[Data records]
## START

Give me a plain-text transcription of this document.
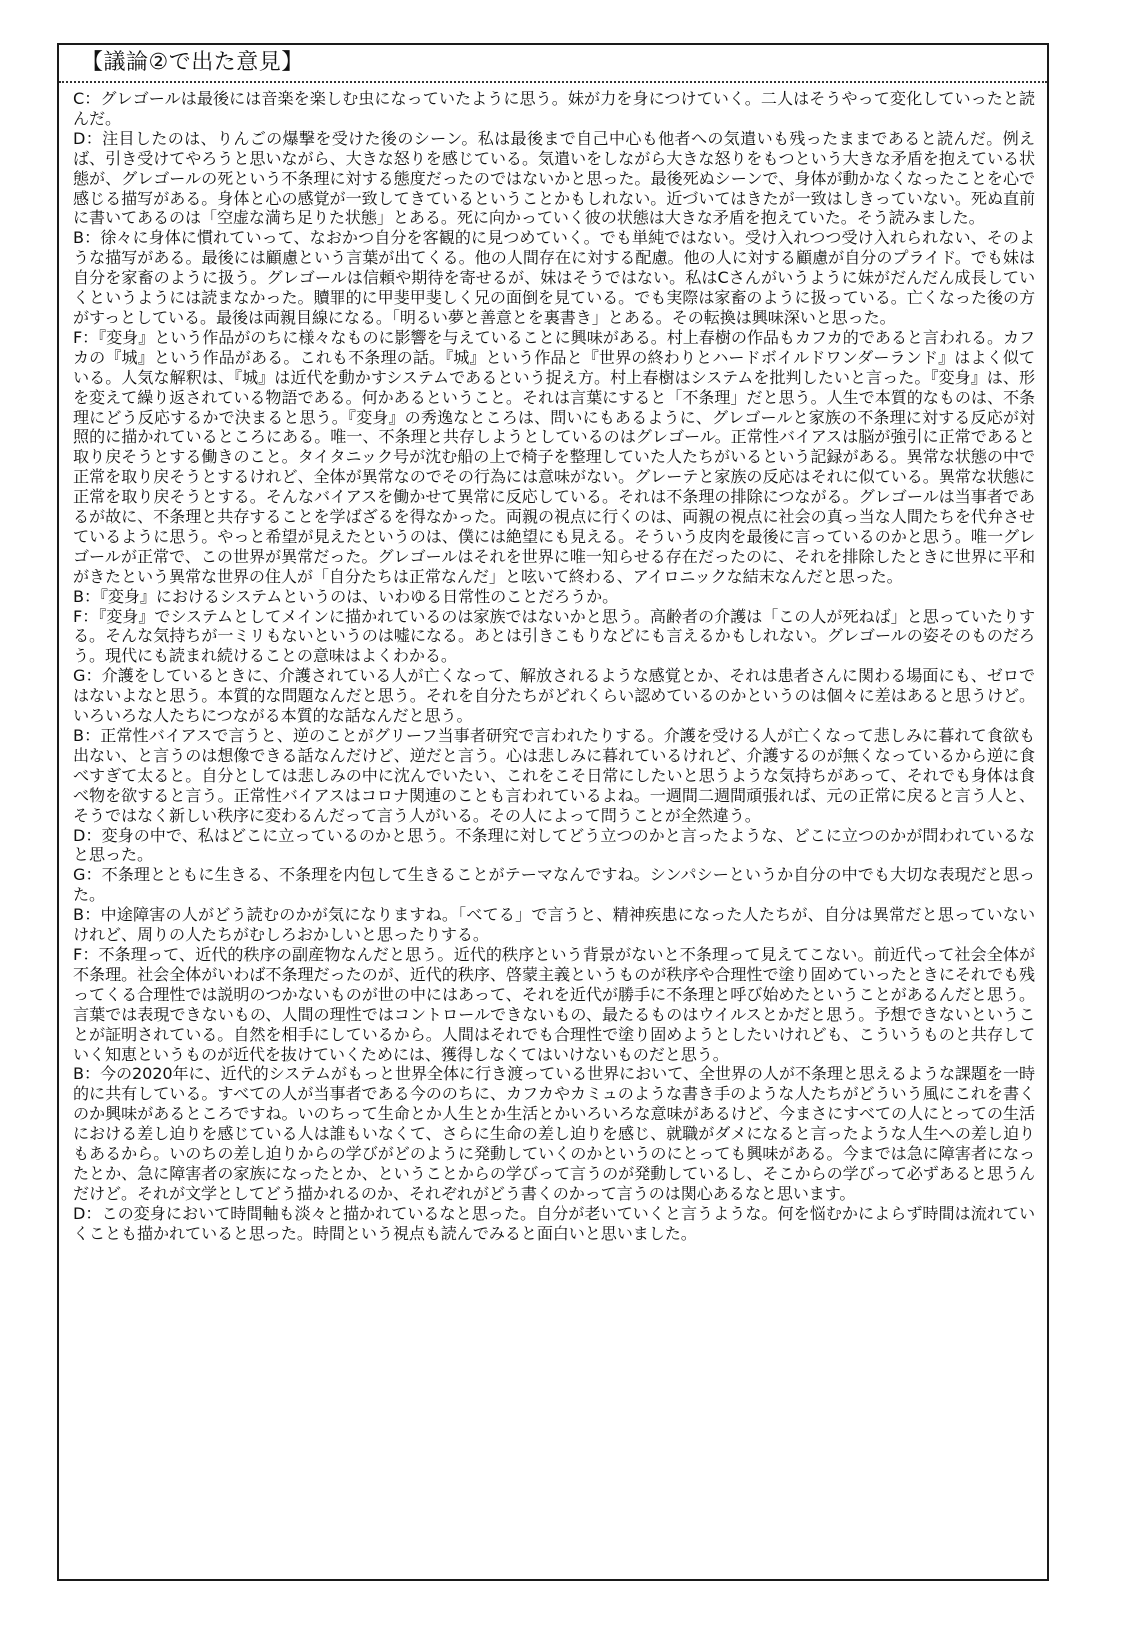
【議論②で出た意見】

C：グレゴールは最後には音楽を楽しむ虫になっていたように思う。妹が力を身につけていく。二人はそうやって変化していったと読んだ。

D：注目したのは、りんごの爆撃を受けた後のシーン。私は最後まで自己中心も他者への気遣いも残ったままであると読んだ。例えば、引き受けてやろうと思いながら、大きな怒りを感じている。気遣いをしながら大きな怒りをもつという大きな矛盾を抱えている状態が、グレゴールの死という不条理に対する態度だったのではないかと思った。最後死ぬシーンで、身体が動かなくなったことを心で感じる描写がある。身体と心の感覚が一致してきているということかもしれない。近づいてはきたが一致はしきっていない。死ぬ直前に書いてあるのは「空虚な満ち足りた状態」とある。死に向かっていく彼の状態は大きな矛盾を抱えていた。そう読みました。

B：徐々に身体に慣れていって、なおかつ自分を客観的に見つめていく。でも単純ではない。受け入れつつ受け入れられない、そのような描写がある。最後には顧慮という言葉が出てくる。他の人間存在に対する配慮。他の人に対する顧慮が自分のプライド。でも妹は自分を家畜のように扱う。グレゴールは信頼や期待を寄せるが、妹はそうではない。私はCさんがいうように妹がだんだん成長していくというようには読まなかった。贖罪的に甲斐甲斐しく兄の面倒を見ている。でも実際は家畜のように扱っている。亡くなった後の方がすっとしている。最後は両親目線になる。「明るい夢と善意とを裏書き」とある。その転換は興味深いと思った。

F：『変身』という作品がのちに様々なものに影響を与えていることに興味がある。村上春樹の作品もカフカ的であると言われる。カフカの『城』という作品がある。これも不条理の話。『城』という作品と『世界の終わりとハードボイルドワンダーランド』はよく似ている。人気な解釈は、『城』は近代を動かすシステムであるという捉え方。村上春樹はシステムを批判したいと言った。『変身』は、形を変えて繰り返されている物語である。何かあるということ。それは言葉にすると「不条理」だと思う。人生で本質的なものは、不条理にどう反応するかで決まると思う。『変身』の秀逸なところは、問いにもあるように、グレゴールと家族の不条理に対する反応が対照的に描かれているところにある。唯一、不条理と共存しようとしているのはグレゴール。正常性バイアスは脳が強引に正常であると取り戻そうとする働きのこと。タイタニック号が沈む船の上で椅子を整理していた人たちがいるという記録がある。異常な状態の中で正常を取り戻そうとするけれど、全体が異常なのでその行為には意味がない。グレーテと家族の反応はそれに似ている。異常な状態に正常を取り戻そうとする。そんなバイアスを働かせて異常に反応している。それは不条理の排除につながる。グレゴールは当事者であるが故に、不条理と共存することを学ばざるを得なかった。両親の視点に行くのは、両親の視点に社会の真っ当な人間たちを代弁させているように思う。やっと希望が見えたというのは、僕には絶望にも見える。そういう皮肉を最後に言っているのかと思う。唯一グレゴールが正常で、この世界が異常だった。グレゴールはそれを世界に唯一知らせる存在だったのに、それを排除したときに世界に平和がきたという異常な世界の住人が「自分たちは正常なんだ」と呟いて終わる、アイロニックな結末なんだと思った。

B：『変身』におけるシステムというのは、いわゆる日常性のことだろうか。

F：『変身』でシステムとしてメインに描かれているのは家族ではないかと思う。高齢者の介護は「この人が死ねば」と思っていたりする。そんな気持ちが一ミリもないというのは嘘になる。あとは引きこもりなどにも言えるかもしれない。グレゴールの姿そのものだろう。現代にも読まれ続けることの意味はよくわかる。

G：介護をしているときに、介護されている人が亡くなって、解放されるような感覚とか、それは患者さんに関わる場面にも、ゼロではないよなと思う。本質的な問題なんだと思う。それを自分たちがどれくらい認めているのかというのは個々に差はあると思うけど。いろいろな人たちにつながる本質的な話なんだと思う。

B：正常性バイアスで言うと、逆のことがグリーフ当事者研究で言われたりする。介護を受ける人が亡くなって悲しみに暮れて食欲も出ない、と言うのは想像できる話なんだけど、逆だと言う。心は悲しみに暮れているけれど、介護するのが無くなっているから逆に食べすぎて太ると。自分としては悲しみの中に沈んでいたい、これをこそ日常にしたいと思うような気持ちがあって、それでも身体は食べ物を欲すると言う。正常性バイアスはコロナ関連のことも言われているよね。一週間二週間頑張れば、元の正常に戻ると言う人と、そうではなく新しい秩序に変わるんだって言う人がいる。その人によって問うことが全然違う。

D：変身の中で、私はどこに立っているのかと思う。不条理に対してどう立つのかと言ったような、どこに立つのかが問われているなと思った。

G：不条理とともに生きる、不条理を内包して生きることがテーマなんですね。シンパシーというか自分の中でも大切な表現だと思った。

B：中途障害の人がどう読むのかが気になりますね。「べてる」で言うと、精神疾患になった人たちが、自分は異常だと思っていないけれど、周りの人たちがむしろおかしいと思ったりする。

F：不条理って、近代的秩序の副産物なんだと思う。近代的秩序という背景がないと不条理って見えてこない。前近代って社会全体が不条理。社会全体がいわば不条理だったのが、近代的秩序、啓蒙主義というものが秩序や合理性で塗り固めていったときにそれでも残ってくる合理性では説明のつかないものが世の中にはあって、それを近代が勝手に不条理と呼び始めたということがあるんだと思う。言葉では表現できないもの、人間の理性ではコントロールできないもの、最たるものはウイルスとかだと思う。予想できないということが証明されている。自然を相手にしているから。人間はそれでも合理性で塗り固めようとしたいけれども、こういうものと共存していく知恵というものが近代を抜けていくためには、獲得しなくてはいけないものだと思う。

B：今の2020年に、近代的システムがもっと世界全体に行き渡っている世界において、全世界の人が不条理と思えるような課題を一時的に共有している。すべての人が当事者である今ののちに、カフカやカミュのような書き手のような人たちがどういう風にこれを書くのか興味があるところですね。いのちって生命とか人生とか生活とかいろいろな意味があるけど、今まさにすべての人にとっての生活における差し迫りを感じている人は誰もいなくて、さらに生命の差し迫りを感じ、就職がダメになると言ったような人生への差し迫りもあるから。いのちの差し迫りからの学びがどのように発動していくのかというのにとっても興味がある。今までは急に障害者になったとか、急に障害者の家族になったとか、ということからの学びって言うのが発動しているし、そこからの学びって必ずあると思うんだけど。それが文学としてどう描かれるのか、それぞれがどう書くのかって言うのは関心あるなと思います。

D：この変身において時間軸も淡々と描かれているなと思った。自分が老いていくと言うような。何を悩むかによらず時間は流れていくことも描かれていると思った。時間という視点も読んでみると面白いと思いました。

## END
## START

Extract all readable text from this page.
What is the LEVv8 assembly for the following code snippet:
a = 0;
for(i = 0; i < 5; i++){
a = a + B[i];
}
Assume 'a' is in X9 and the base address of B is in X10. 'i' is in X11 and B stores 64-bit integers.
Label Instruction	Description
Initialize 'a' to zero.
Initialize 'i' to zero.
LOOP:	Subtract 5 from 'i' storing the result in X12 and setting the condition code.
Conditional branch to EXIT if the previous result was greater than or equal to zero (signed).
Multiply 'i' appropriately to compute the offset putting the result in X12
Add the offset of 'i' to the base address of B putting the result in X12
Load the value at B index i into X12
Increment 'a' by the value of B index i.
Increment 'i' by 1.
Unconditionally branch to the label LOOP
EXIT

## END
## START

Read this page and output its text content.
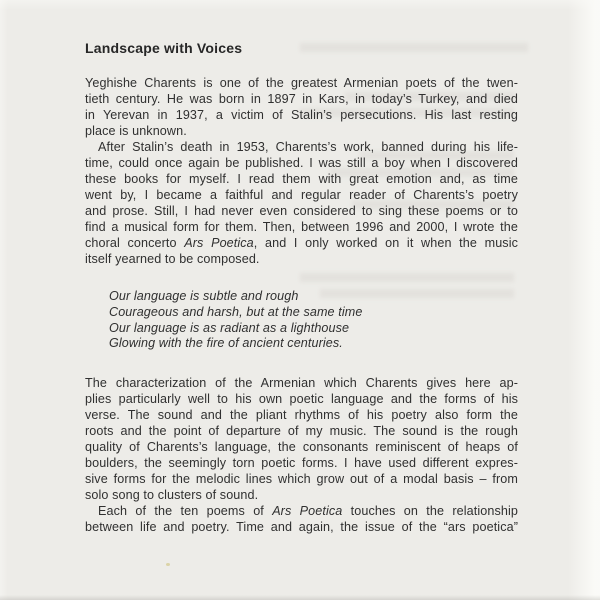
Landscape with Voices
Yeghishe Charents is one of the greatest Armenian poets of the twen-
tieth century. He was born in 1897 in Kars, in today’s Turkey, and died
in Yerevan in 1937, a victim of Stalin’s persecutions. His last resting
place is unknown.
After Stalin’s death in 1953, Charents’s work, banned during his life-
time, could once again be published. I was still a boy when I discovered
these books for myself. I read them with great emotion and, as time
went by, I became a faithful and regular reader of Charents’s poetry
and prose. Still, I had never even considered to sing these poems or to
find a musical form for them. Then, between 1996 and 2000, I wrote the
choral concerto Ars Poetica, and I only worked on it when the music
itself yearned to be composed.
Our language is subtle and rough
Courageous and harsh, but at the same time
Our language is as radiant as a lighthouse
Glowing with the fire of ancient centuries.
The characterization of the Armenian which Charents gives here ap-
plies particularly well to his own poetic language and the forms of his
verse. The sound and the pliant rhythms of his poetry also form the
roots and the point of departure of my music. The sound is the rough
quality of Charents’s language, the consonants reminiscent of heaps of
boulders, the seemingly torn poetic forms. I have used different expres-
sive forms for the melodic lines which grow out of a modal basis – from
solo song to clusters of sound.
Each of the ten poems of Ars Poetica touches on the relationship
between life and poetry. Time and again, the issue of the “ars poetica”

## END

• WHAT TO WORK ON:
Count every line in the data where the string "Armenian" occurs. Give nothing except the number.

• SOLUTION BELOW:
2